## PROBLEM TO WORK ON
Give nothing except the number of lines containing the word "données".

## EXERCISE INPUT
## BEGIN

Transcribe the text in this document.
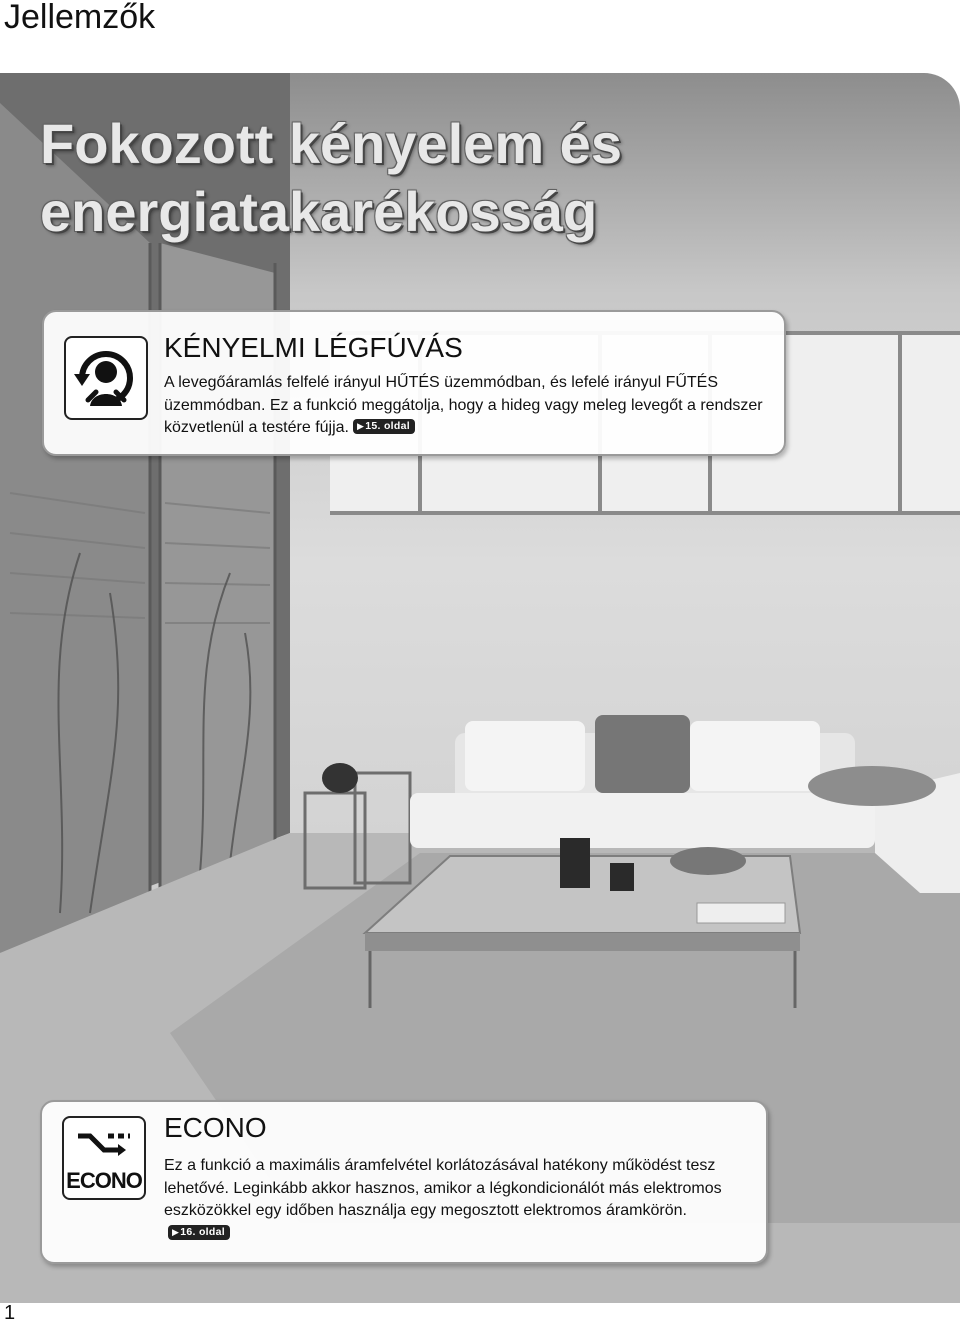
Jellemzők
Fokozott kényelem és energiatakarékosság
KÉNYELMI LÉGFÚVÁS

A levegőáramlás felfelé irányul HŰTÉS üzemmódban, és lefelé irányul FŰTÉS üzemmódban. Ez a funkció meggátolja, hogy a hideg vagy meleg levegőt a rendszer közvetlenül a testére fújja. ▶15. oldal

ECONO
ECONO

Ez a funkció a maximális áramfelvétel korlátozásával hatékony működést tesz lehetővé. Leginkább akkor hasznos, amikor a légkondicionálót más elektromos eszközökkel egy időben használja egy megosztott elektromos áramkörön.▶16. oldal

1
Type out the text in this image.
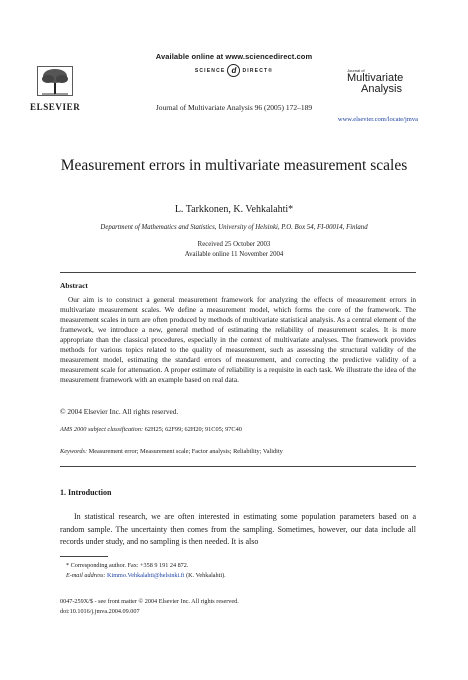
Available online at www.sciencedirect.com
SCIENCE d	DIRECT®
ELSEVIER	Journal of Multivariate Analysis 96 (2005) 172–189
Journal of
Multivariate
Analysis
www.elsevier.com/locate/jmva
Measurement errors in multivariate measurement scales
L. Tarkkonen, K. Vehkalahti*
Department of Mathematics and Statistics, University of Helsinki, P.O. Box 54, FI-00014, Finland
Received 25 October 2003
Available online 11 November 2004
Abstract
Our aim is to construct a general measurement framework for analyzing the effects of measurement errors in multivariate measurement scales. We define a measurement model, which forms the core of the framework. The measurement scales in turn are often produced by methods of multivariate statistical analysis. As a central element of the framework, we introduce a new, general method of estimating the reliability of measurement scales. It is more appropriate than the classical procedures, especially in the context of multivariate analyses. The framework provides methods for various topics related to the quality of measurement, such as assessing the structural validity of the measurement model, estimating the standard errors of measurement, and correcting the predictive validity of a measurement scale for attenuation. A proper estimate of reliability is a requisite in each task. We illustrate the idea of the measurement framework with an example based on real data.
© 2004 Elsevier Inc. All rights reserved.
AMS 2000 subject classification: 62H25; 62F99; 62H20; 91C05; 97C40
Keywords: Measurement error; Measurement scale; Factor analysis; Reliability; Validity
1. Introduction
In statistical research, we are often interested in estimating some population parameters based on a random sample. The uncertainty then comes from the sampling. Sometimes, however, our data include all records under study, and no sampling is then needed. It is also
* Corresponding author. Fax: +358 9 191 24 872.
E-mail address: Kimmo.Vehkalahti@helsinki.fi (K. Vehkalahti).
0047-259X/$ - see front matter © 2004 Elsevier Inc. All rights reserved.
doi:10.1016/j.jmva.2004.09.007
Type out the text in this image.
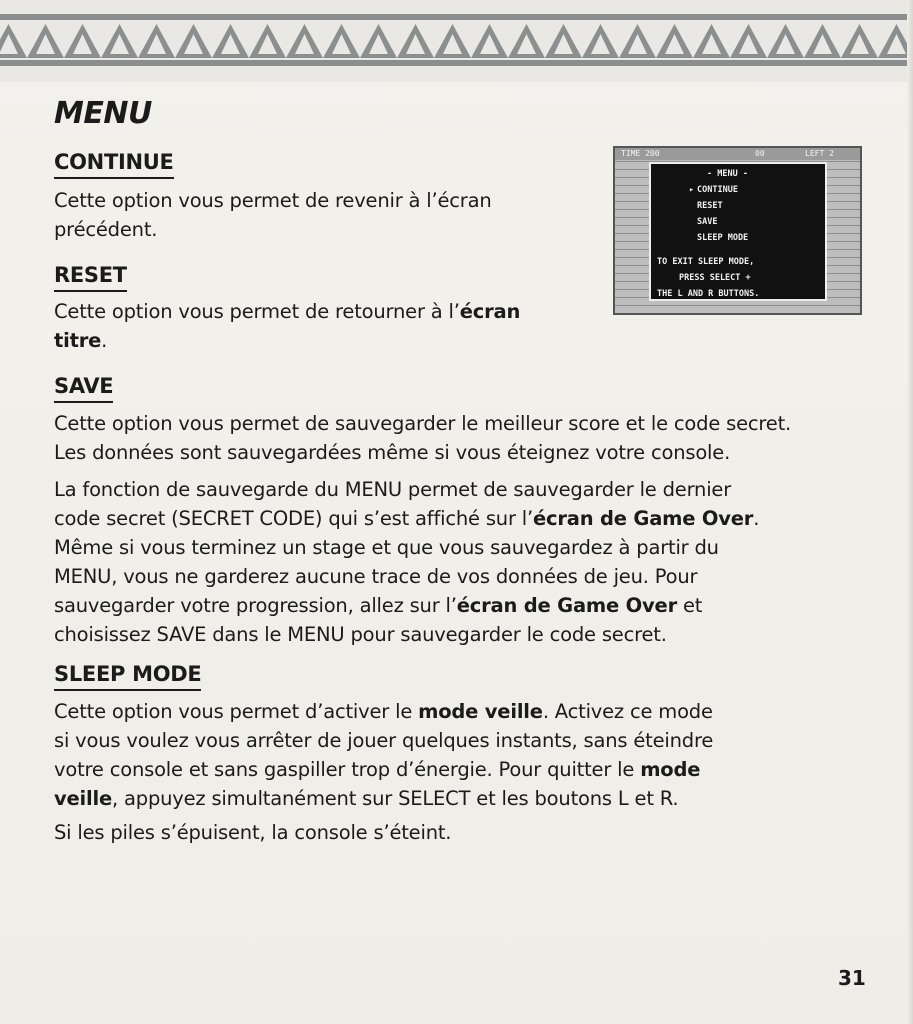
MENU
CONTINUE

Cette option vous permet de revenir à l’écran
précédent.

RESET

Cette option vous permet de retourner à l’écran
titre.

SAVE

Cette option vous permet de sauvegarder le meilleur score et le code secret.
Les données sont sauvegardées même si vous éteignez votre console.

La fonction de sauvegarde du MENU permet de sauvegarder le dernier
code secret (SECRET CODE) qui s’est affiché sur l’écran de Game Over.
Même si vous terminez un stage et que vous sauvegardez à partir du
MENU, vous ne garderez aucune trace de vos données de jeu. Pour
sauvegarder votre progression, allez sur l’écran de Game Over et
choisissez SAVE dans le MENU pour sauvegarder le code secret.

SLEEP MODE

Cette option vous permet d’activer le mode veille. Activez ce mode
si vous voulez vous arrêter de jouer quelques instants, sans éteindre
votre console et sans gaspiller trop d’énergie. Pour quitter le mode
veille, appuyez simultanément sur SELECT et les boutons L et R.

Si les piles s’épuisent, la console s’éteint.

TIME 200	00	LEFT 2
- MENU -
▸ CONTINUE
RESET
SAVE
SLEEP MODE
TO EXIT SLEEP MODE,
PRESS SELECT +
THE L AND R BUTTONS.
31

## END

## COMPLETE ANSWER
2